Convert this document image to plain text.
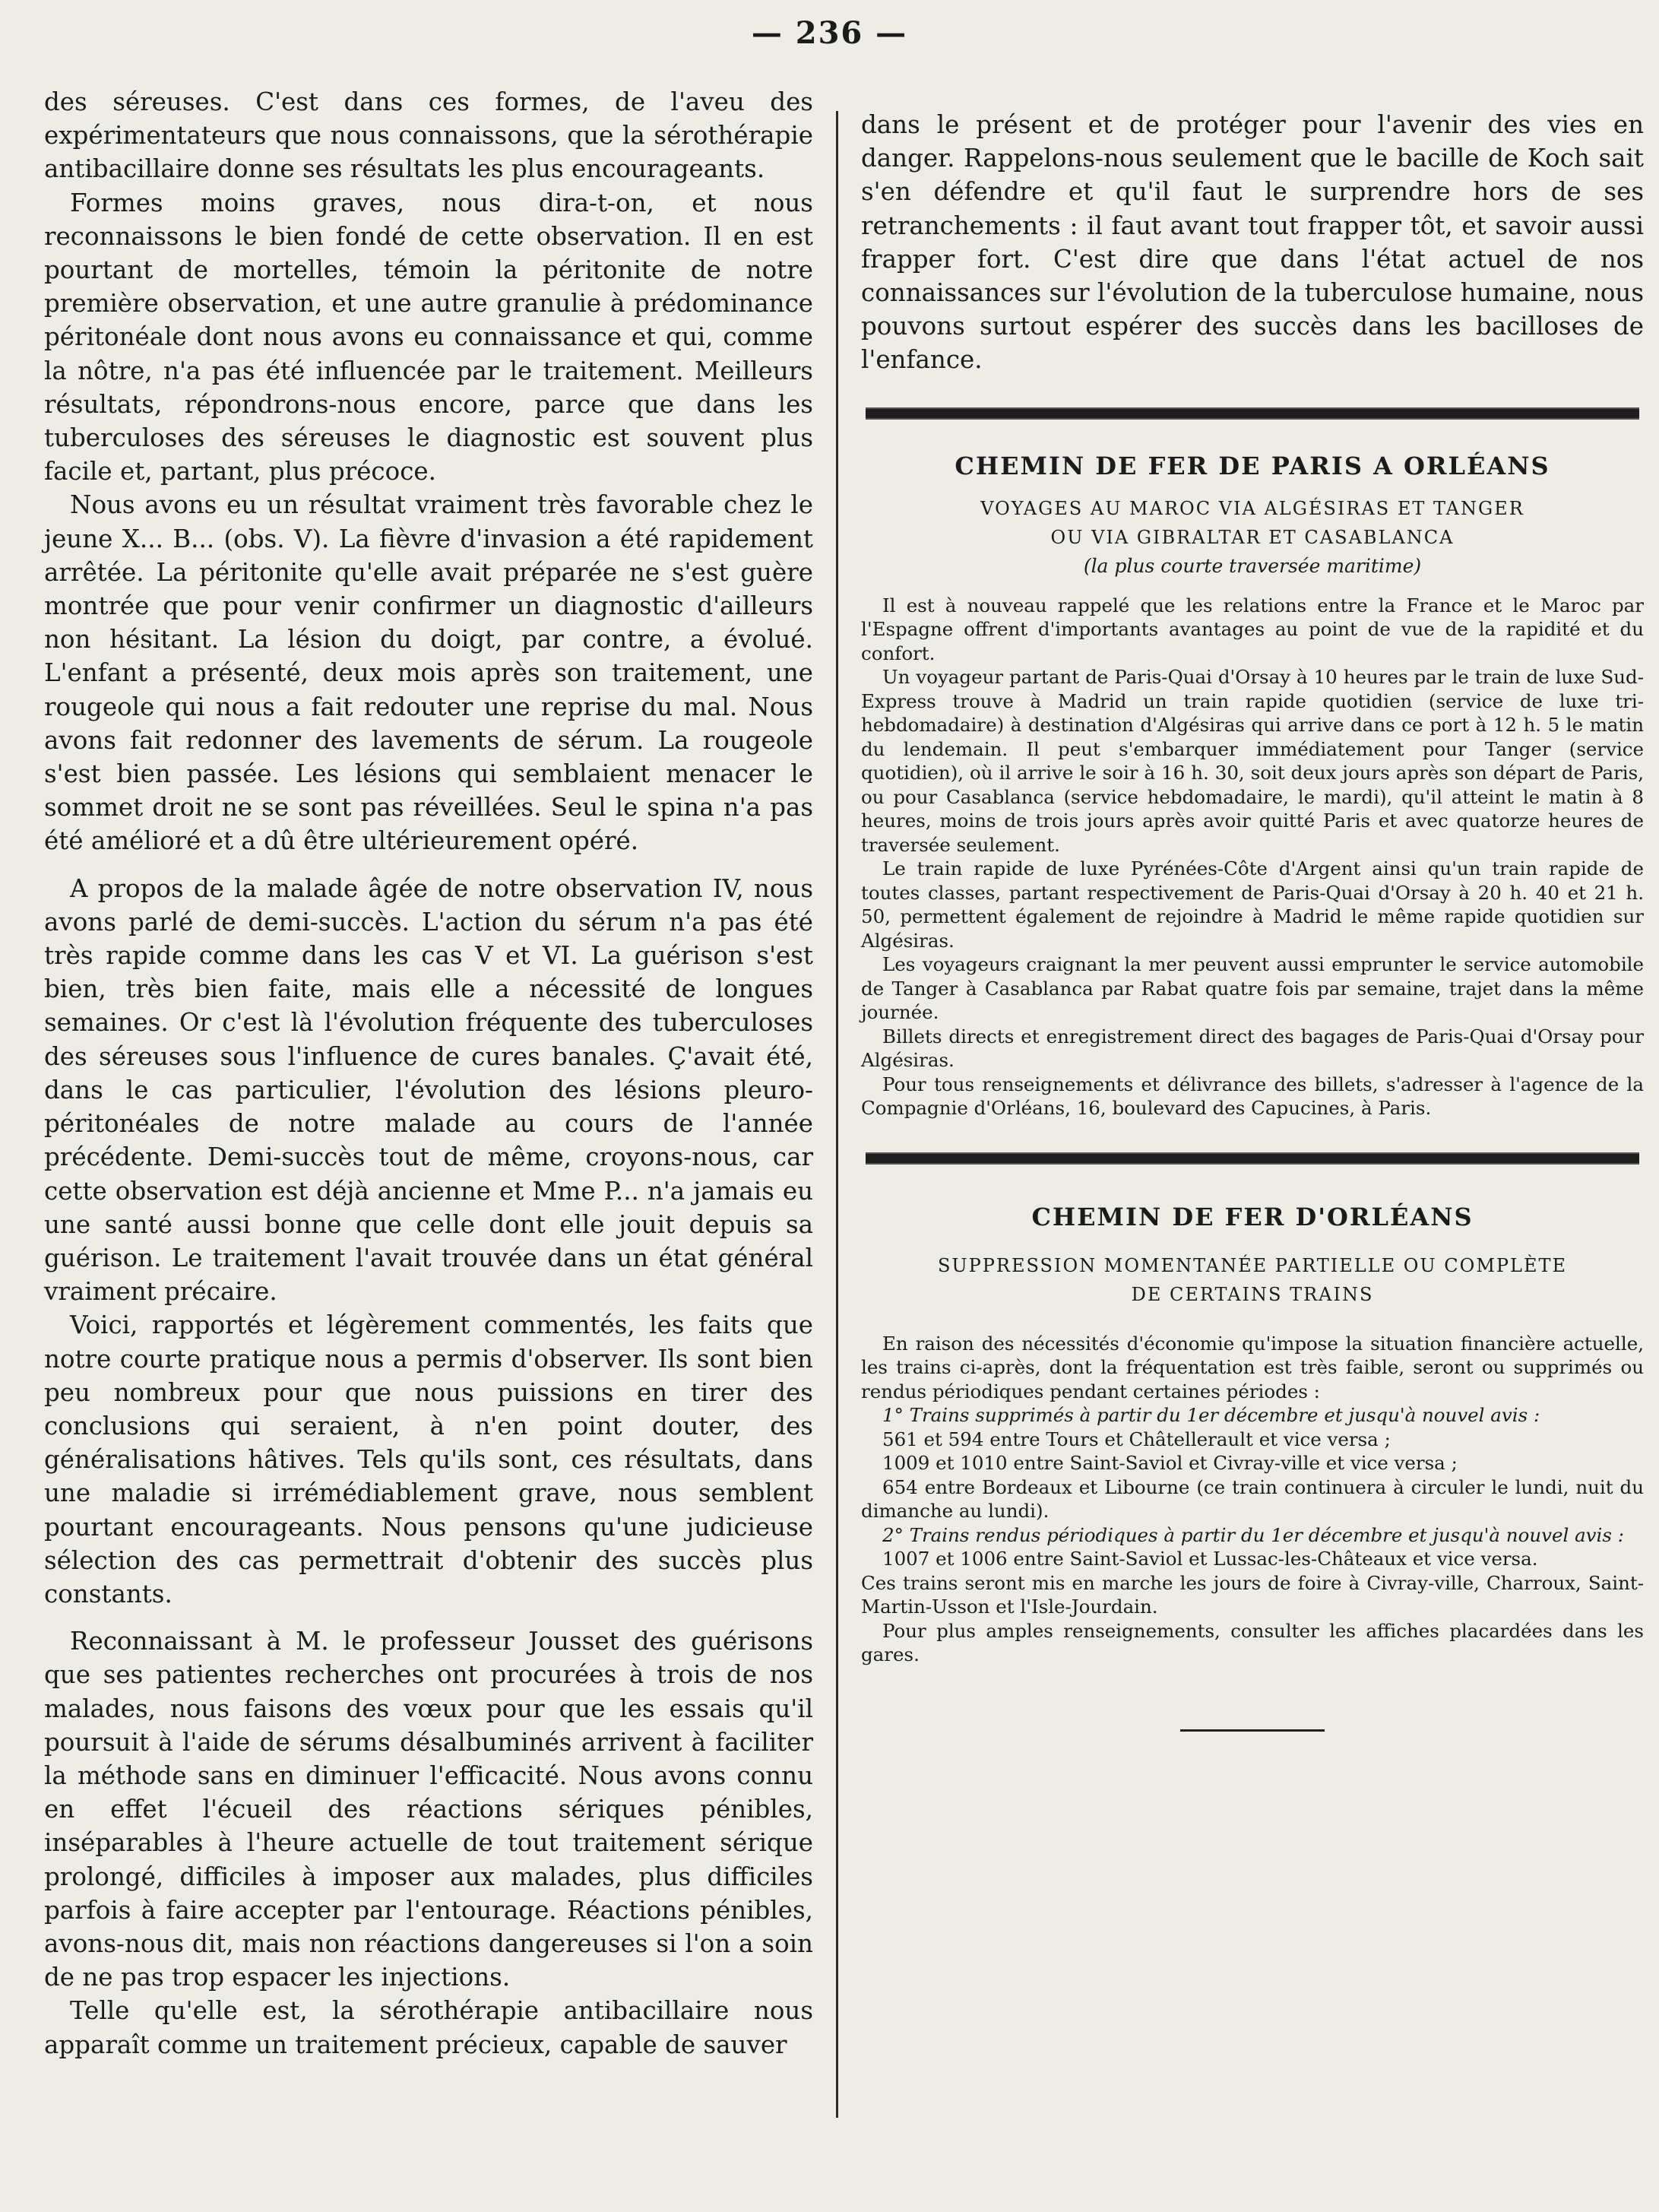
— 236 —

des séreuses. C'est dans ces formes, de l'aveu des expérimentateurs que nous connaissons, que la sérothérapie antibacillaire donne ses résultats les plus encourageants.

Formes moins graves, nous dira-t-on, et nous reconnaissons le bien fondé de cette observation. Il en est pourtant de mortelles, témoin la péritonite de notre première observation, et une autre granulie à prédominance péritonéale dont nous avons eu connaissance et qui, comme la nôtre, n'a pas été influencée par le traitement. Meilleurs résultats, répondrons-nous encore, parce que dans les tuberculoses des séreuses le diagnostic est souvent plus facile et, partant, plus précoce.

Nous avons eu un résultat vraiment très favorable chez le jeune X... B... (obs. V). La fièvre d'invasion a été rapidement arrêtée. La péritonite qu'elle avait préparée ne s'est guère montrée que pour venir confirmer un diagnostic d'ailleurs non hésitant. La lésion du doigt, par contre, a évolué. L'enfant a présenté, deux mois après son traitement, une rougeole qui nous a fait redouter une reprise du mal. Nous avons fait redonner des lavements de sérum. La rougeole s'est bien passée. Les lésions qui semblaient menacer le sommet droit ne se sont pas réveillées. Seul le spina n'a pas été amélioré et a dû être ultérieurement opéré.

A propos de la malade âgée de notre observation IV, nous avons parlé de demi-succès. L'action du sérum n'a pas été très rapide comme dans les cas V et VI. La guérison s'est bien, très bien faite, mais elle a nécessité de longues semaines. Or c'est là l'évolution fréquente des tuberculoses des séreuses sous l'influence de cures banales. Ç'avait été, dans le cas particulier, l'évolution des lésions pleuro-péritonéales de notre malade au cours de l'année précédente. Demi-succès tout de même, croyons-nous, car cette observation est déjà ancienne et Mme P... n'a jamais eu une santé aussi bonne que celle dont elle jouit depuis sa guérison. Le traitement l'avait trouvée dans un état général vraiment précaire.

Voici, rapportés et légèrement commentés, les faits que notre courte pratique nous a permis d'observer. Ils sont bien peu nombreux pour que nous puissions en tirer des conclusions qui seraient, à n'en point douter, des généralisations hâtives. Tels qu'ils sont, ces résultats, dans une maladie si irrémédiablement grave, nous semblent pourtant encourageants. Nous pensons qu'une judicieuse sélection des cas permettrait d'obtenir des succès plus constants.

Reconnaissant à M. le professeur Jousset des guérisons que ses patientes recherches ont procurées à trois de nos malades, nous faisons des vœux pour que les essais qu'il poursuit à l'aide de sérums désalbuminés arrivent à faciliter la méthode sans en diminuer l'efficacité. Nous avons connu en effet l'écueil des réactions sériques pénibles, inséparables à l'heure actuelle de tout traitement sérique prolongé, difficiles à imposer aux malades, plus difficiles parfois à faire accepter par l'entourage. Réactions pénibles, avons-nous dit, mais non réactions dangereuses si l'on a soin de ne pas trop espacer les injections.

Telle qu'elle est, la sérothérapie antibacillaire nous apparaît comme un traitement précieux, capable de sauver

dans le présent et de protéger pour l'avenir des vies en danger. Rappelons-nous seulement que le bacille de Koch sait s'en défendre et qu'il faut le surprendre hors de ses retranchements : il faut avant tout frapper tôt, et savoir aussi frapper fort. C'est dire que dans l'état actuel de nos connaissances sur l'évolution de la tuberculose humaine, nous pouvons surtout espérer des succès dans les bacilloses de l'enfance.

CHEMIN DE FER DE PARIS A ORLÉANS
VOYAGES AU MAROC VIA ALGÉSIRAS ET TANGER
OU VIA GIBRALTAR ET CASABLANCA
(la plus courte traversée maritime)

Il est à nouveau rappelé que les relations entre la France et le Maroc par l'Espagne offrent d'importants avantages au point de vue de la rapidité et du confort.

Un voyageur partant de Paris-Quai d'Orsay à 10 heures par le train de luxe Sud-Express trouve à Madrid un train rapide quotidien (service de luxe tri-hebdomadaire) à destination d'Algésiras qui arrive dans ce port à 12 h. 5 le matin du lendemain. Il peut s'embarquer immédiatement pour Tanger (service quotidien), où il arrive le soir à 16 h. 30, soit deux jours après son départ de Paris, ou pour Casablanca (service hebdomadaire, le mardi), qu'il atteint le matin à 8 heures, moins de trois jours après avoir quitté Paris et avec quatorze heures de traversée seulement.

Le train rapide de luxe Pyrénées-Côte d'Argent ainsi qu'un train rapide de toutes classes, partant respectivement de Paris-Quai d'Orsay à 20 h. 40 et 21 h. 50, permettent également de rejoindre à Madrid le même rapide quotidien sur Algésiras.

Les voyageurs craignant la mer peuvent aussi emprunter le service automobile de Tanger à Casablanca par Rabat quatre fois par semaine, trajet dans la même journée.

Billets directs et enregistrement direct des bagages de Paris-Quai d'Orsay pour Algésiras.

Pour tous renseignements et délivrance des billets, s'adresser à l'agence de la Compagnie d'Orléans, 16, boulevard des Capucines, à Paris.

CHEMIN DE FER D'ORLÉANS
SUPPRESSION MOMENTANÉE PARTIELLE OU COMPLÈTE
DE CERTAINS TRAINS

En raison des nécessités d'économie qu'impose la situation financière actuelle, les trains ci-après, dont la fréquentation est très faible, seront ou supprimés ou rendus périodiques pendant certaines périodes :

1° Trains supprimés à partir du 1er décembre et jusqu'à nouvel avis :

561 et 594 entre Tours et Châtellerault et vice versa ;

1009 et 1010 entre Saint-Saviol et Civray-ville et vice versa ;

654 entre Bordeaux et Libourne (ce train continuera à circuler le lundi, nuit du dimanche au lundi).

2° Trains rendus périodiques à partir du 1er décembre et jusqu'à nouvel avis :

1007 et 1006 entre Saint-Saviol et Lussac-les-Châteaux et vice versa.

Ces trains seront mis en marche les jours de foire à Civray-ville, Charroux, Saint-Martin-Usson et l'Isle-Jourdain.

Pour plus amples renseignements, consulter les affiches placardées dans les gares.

▬▬▬

§ Exercise details: Reproduce each line of the material containing the word "versa".

§ Result of this task:
561 et 594 entre Tours et Châtellerault et vice versa ;
1009 et 1010 entre Saint-Saviol et Civray-ville et vice versa ;
1007 et 1006 entre Saint-Saviol et Lussac-les-Châteaux et vice versa.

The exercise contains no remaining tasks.